(Dataset rows about figures)
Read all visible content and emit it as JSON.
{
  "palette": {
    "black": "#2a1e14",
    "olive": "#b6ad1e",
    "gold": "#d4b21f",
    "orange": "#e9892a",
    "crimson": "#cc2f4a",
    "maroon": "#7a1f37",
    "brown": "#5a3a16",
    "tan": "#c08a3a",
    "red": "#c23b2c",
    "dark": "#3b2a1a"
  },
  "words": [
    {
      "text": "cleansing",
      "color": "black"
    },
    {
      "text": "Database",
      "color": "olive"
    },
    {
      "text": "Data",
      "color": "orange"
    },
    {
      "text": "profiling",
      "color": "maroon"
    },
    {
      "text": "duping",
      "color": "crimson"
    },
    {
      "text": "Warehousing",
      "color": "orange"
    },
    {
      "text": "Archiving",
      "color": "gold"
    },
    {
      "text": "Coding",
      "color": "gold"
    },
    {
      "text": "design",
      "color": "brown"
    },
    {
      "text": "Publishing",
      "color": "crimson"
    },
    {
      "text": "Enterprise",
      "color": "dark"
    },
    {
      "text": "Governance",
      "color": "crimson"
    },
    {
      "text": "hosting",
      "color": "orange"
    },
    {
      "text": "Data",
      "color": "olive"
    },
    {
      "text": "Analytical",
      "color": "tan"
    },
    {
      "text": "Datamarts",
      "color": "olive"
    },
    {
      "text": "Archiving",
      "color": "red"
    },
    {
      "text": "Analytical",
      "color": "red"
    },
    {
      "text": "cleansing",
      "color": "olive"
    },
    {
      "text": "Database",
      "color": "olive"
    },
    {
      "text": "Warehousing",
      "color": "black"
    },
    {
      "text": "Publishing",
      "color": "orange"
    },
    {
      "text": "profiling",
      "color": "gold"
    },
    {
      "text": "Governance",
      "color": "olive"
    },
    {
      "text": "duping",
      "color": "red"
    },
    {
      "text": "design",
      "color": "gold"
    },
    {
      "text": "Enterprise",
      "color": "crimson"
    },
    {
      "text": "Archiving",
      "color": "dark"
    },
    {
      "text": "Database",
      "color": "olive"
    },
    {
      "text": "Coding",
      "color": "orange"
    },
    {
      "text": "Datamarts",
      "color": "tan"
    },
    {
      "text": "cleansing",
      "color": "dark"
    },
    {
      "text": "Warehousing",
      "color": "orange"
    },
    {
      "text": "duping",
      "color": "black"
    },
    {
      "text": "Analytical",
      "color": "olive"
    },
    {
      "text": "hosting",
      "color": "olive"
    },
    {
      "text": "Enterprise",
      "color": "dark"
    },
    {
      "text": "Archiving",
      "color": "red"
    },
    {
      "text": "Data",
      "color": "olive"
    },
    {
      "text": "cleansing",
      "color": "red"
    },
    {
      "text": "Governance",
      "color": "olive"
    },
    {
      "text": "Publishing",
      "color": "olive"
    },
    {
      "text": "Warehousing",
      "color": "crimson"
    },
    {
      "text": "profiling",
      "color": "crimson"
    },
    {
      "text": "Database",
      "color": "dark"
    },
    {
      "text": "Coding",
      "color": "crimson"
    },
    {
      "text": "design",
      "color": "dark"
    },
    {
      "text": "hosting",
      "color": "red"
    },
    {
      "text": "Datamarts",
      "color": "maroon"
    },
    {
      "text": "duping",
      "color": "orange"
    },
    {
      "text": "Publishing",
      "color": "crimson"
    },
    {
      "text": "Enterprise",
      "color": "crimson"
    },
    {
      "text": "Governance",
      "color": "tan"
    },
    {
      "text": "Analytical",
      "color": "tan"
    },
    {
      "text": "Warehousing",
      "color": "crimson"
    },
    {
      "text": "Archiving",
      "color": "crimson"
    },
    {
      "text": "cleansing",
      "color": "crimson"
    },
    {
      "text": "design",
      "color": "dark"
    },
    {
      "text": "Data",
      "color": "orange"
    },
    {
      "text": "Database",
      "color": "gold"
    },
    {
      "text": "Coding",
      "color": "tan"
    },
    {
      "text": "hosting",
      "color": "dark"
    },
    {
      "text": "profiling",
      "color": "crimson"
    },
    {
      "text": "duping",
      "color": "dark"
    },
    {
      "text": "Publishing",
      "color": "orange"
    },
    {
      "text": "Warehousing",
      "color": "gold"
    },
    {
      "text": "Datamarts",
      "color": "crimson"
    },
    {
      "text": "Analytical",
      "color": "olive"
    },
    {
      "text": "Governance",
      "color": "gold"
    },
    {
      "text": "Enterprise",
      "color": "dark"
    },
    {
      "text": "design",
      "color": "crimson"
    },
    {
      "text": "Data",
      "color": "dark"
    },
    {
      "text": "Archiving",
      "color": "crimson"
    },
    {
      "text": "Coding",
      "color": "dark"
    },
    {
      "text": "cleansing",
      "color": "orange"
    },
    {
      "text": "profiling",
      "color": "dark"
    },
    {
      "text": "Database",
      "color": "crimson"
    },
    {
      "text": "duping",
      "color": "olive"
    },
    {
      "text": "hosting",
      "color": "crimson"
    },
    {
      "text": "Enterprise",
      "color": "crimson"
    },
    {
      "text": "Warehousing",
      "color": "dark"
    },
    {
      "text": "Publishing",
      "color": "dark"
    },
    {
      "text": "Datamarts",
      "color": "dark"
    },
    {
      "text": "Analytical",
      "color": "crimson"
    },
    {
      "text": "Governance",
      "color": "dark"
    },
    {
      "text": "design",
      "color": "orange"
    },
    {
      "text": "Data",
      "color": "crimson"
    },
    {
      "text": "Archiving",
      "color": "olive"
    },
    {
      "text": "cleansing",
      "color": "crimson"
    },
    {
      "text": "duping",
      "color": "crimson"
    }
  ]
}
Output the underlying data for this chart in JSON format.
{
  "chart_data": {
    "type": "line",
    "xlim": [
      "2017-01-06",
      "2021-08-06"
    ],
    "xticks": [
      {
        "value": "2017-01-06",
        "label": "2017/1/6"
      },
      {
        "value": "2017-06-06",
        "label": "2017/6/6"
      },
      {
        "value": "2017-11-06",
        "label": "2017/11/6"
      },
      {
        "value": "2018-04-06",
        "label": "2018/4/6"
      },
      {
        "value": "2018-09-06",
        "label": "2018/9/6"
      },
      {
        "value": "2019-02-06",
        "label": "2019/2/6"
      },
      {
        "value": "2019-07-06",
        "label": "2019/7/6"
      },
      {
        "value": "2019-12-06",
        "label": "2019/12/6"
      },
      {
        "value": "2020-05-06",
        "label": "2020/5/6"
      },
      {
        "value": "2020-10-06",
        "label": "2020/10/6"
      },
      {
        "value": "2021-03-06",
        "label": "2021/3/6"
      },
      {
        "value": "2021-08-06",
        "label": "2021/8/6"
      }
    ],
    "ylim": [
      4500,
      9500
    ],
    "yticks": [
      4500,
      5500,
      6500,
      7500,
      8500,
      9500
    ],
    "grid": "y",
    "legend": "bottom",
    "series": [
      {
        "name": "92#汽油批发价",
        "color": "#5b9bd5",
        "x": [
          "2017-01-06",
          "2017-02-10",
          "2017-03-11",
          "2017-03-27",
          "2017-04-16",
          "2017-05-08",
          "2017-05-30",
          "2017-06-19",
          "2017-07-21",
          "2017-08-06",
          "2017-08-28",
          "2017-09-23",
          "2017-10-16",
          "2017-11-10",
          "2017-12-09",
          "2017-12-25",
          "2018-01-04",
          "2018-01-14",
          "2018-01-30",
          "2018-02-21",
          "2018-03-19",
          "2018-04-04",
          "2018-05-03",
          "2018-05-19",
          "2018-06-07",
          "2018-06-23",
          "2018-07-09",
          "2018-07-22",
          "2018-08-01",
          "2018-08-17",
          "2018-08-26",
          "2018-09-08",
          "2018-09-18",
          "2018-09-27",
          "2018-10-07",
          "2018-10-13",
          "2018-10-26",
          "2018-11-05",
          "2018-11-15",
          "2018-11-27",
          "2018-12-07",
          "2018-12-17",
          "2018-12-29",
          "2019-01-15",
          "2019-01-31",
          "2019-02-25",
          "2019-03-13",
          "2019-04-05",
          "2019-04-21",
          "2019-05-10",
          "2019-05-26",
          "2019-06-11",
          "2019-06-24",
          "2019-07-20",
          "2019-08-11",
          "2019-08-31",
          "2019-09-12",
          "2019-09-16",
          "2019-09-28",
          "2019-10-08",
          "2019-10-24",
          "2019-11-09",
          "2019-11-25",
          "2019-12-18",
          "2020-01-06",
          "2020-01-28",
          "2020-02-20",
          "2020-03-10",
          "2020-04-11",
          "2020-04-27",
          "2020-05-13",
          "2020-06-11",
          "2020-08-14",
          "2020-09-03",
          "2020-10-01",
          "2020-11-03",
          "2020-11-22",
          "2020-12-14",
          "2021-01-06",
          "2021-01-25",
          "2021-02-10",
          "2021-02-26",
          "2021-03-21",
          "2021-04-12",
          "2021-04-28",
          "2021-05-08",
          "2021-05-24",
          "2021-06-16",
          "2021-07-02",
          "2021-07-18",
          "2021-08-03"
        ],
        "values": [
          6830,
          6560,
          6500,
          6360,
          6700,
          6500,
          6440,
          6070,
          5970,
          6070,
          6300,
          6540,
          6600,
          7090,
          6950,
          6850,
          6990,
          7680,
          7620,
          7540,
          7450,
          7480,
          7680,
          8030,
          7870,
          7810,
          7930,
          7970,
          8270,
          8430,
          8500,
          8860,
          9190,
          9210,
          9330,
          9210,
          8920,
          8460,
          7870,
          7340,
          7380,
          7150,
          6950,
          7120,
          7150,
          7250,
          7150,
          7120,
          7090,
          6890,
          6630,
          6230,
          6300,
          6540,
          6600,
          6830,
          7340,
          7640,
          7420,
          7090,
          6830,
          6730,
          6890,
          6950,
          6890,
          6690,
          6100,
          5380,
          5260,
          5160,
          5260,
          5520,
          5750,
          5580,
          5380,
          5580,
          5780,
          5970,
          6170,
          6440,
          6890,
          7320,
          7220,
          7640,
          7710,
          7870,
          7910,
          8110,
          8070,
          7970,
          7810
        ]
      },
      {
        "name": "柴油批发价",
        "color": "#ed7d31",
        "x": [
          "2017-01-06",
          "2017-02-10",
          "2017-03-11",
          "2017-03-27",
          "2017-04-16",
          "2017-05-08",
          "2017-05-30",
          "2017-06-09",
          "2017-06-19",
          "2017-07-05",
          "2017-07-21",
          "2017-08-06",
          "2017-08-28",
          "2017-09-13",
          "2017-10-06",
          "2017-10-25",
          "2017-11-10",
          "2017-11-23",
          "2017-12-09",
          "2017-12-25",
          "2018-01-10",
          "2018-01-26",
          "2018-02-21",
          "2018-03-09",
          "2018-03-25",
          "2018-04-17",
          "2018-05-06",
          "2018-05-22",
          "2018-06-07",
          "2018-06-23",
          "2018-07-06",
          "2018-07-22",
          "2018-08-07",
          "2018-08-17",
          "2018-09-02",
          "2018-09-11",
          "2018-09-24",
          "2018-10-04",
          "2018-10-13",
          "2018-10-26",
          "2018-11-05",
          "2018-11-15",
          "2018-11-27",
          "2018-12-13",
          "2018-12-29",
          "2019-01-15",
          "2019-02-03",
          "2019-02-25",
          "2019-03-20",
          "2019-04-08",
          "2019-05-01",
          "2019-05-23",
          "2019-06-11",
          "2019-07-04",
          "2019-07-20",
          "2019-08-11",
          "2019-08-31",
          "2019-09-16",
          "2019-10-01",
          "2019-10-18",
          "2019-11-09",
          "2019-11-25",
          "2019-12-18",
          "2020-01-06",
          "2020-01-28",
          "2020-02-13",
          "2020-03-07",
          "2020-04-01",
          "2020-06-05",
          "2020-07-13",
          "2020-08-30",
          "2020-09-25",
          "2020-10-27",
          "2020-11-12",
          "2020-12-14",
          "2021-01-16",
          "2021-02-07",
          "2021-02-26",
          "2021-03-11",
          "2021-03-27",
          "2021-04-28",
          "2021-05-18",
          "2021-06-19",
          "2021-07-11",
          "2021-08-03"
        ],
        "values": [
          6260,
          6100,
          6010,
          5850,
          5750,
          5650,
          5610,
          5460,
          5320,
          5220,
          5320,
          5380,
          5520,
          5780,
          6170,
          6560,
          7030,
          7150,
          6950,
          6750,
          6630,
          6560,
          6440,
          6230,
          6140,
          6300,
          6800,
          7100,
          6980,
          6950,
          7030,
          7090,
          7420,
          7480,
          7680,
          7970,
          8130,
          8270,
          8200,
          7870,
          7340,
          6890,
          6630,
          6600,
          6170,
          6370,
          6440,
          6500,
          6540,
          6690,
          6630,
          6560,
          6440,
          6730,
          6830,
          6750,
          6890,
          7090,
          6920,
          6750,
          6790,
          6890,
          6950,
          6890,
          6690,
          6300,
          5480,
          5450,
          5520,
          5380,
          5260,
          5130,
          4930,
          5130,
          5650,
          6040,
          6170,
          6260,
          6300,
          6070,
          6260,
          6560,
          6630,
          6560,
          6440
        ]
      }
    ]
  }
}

## DIRECTION
Pick out and copy every line that contains the word "label".

## ANSWER TO THIS EXERCISE
        "label": "2017/1/6"
        "label": "2017/6/6"
        "label": "2017/11/6"
        "label": "2018/4/6"
        "label": "2018/9/6"
        "label": "2019/2/6"
        "label": "2019/7/6"
        "label": "2019/12/6"
        "label": "2020/5/6"
        "label": "2020/10/6"
        "label": "2021/3/6"
        "label": "2021/8/6"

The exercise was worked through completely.